> **DATA IN THIS EXERCISE**:

----------

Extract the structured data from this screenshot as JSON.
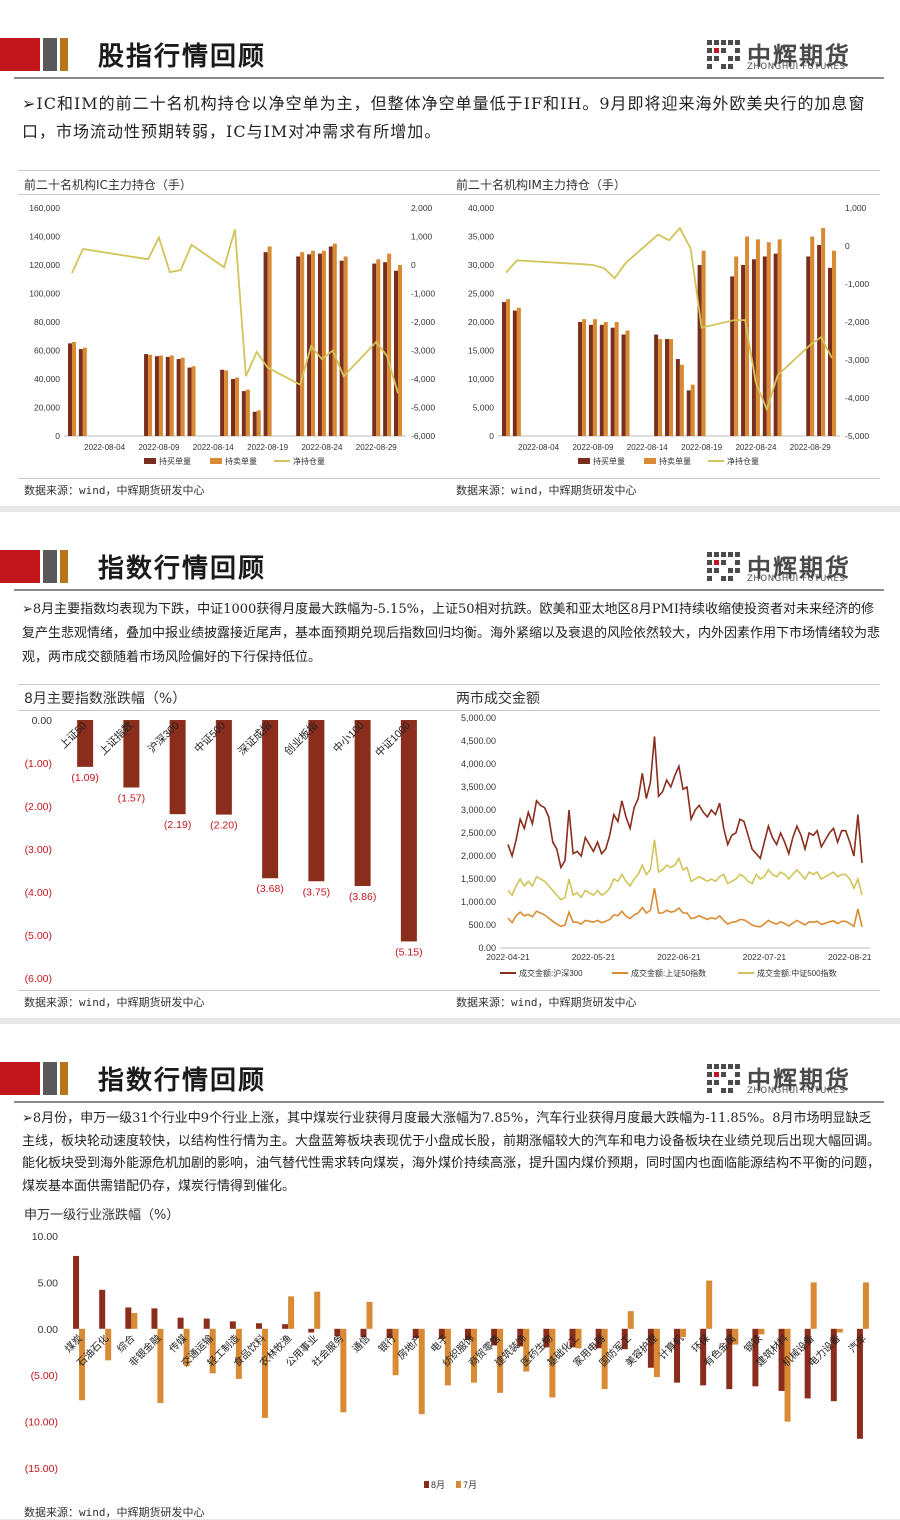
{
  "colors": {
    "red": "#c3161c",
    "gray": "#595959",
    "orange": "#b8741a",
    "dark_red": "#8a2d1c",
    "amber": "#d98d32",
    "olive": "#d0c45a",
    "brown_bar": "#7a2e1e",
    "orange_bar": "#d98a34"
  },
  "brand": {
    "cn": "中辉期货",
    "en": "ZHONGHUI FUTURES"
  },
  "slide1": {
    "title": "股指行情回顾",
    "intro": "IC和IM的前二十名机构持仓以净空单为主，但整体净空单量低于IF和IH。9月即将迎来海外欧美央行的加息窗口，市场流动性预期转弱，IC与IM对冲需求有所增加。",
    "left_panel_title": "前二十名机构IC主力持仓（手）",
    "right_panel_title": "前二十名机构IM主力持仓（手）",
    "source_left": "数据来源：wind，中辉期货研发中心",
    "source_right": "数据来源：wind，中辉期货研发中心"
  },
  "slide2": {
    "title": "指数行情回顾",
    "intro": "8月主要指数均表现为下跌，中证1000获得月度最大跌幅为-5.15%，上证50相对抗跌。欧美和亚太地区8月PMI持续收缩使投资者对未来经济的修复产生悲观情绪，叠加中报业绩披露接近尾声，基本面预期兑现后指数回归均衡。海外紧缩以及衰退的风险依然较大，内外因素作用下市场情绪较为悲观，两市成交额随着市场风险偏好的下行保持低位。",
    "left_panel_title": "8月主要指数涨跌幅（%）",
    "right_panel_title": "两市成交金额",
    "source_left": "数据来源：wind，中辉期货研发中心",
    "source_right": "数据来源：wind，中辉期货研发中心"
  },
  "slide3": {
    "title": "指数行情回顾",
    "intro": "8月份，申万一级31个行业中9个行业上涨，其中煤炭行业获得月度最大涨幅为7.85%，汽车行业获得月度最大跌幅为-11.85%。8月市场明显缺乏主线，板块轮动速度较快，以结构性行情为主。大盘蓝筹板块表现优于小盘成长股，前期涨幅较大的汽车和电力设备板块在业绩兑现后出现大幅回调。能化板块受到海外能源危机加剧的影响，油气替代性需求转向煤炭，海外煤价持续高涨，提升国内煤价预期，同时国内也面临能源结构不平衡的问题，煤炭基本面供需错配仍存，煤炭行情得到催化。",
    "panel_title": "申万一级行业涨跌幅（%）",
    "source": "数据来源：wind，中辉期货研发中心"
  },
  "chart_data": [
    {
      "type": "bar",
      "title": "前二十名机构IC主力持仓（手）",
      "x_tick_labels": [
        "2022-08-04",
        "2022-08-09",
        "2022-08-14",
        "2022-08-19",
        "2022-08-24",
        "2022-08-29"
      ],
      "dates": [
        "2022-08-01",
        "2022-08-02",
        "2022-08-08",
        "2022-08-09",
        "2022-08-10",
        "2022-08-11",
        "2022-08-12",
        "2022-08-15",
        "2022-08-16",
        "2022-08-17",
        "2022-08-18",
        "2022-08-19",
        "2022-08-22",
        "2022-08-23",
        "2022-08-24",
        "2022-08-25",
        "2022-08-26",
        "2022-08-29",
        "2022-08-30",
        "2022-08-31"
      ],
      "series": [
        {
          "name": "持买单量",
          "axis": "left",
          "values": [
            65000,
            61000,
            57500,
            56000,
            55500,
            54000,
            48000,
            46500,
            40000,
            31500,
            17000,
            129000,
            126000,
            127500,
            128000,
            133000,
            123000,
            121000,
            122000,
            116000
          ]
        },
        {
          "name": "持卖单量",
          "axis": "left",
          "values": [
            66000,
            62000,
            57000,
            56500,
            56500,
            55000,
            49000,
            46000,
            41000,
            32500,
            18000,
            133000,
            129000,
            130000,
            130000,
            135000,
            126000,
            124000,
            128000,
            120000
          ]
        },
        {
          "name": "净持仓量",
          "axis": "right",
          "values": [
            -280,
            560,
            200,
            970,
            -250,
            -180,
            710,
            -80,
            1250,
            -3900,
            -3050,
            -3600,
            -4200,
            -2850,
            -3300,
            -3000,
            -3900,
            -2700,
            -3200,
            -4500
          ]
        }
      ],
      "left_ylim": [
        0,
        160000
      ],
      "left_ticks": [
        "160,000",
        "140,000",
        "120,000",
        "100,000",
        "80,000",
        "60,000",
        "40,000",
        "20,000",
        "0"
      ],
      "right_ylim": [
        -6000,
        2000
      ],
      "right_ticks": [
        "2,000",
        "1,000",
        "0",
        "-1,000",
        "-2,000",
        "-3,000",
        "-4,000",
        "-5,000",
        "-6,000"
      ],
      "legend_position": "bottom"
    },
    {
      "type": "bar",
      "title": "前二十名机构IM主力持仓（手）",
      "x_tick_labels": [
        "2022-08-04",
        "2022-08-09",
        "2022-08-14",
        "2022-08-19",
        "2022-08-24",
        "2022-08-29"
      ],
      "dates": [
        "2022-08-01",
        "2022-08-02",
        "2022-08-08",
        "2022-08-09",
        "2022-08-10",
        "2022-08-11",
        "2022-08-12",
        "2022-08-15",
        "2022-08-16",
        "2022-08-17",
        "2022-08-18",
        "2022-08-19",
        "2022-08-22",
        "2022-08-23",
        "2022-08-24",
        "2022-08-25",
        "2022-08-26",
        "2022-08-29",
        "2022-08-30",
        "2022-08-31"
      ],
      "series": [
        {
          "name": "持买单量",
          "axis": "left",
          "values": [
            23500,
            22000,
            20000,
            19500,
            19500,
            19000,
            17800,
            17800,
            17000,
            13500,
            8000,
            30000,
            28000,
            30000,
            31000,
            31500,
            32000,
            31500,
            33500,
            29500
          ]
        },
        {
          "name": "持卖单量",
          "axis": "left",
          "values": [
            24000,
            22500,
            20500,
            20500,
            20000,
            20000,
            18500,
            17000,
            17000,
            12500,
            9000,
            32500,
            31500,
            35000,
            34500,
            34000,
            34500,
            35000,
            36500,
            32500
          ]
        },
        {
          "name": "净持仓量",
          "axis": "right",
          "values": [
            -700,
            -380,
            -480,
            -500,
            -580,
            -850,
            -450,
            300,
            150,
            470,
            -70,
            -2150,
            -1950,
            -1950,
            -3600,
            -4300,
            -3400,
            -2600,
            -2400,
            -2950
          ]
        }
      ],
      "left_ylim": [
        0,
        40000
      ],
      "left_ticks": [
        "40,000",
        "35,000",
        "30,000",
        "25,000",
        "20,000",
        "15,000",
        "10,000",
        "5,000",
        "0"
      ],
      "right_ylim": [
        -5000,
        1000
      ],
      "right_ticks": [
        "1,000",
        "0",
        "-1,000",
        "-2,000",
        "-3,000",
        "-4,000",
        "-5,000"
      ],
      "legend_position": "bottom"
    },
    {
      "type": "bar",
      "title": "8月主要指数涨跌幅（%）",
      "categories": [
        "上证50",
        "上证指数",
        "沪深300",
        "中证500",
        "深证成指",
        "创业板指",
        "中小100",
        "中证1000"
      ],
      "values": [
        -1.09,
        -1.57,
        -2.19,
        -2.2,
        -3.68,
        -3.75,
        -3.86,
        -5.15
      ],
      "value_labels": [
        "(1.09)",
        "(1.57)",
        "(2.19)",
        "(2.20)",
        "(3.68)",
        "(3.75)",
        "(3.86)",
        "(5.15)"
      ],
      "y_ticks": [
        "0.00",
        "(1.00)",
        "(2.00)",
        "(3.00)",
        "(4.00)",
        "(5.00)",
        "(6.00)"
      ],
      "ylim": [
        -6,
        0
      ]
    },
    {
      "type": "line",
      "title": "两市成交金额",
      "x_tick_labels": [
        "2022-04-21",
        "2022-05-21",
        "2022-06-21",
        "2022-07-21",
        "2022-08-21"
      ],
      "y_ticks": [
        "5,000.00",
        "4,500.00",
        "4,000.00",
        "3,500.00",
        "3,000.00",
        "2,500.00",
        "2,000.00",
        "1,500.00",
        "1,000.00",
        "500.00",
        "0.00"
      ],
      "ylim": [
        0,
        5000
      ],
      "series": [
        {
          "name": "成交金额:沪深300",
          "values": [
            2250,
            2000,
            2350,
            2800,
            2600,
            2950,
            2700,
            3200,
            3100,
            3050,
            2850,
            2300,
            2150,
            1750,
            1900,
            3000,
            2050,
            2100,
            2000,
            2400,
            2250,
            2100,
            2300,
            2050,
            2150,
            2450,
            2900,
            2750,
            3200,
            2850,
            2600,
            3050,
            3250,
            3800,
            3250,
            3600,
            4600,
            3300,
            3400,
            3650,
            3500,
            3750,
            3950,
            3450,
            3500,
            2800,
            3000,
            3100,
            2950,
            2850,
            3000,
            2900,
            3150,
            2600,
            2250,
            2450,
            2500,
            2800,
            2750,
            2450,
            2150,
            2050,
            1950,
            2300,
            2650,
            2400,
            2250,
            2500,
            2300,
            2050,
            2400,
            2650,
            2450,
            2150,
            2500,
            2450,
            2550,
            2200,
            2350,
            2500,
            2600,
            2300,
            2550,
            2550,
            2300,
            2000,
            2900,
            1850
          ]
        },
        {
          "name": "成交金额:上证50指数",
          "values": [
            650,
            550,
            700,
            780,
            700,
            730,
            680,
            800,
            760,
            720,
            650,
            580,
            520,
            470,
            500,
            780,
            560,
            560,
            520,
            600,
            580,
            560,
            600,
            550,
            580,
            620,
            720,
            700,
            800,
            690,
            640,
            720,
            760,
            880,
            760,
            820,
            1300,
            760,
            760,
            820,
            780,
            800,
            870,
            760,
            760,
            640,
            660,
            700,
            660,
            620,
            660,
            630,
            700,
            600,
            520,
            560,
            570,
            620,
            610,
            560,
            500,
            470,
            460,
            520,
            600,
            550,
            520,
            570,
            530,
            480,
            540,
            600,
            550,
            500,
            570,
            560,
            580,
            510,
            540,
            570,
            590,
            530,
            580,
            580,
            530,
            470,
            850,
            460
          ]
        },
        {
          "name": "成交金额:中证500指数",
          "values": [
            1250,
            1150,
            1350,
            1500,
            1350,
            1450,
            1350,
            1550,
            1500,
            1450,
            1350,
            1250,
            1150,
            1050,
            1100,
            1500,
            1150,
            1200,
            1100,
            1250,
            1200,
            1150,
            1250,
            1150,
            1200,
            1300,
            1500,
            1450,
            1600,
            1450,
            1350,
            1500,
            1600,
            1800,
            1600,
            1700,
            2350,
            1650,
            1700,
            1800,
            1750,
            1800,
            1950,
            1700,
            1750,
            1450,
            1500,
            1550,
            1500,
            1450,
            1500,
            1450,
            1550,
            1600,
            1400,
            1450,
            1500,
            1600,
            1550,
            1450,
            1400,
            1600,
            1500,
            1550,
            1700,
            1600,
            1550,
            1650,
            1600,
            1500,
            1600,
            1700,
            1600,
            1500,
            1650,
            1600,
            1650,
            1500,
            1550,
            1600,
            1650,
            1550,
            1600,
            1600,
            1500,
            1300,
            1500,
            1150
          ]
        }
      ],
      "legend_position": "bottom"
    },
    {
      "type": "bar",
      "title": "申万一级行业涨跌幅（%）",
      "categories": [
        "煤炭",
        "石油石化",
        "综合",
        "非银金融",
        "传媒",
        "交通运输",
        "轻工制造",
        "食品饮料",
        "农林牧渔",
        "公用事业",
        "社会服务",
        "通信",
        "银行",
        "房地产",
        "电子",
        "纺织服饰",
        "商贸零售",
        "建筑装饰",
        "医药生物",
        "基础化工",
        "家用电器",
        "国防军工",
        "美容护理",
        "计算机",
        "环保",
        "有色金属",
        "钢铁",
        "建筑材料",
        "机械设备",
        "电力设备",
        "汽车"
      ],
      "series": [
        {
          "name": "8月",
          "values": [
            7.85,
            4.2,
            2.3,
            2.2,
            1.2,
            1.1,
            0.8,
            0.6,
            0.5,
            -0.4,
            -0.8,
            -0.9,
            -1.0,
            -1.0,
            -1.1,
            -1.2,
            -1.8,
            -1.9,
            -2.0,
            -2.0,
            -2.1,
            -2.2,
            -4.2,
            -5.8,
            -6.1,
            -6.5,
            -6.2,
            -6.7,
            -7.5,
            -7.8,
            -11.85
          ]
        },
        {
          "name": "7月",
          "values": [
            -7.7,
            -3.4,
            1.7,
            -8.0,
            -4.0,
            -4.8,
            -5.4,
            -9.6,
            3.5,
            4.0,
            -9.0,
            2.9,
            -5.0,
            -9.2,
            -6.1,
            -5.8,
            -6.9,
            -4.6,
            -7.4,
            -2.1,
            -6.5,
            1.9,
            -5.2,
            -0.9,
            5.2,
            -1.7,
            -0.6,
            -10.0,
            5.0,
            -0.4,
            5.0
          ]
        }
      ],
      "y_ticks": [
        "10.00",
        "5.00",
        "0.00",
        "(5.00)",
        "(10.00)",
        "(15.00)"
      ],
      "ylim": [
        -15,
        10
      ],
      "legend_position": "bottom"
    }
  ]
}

----------

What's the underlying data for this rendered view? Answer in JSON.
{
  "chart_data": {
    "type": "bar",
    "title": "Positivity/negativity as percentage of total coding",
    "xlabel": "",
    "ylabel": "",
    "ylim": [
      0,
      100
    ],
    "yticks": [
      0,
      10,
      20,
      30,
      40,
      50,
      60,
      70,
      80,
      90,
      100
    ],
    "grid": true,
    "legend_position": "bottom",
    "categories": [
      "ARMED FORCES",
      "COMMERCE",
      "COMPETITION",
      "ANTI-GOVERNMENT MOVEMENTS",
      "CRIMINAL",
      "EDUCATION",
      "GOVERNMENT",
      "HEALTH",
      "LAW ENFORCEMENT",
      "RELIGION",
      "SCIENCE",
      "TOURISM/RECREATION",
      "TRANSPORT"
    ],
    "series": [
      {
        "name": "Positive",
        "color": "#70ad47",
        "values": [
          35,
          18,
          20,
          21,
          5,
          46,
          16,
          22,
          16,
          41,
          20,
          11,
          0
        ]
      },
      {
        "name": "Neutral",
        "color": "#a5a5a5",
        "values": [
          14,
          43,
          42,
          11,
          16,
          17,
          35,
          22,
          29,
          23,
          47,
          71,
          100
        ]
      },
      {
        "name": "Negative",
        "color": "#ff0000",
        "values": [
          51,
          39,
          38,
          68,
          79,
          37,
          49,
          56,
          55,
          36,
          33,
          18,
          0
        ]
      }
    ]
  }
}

----------

From the listing above, copy every line that holds the string "JSON".

> **FULL OUTPUT**:
Extract the structured data from this screenshot as JSON.
What's the underlying data for this rendered view? Answer in JSON.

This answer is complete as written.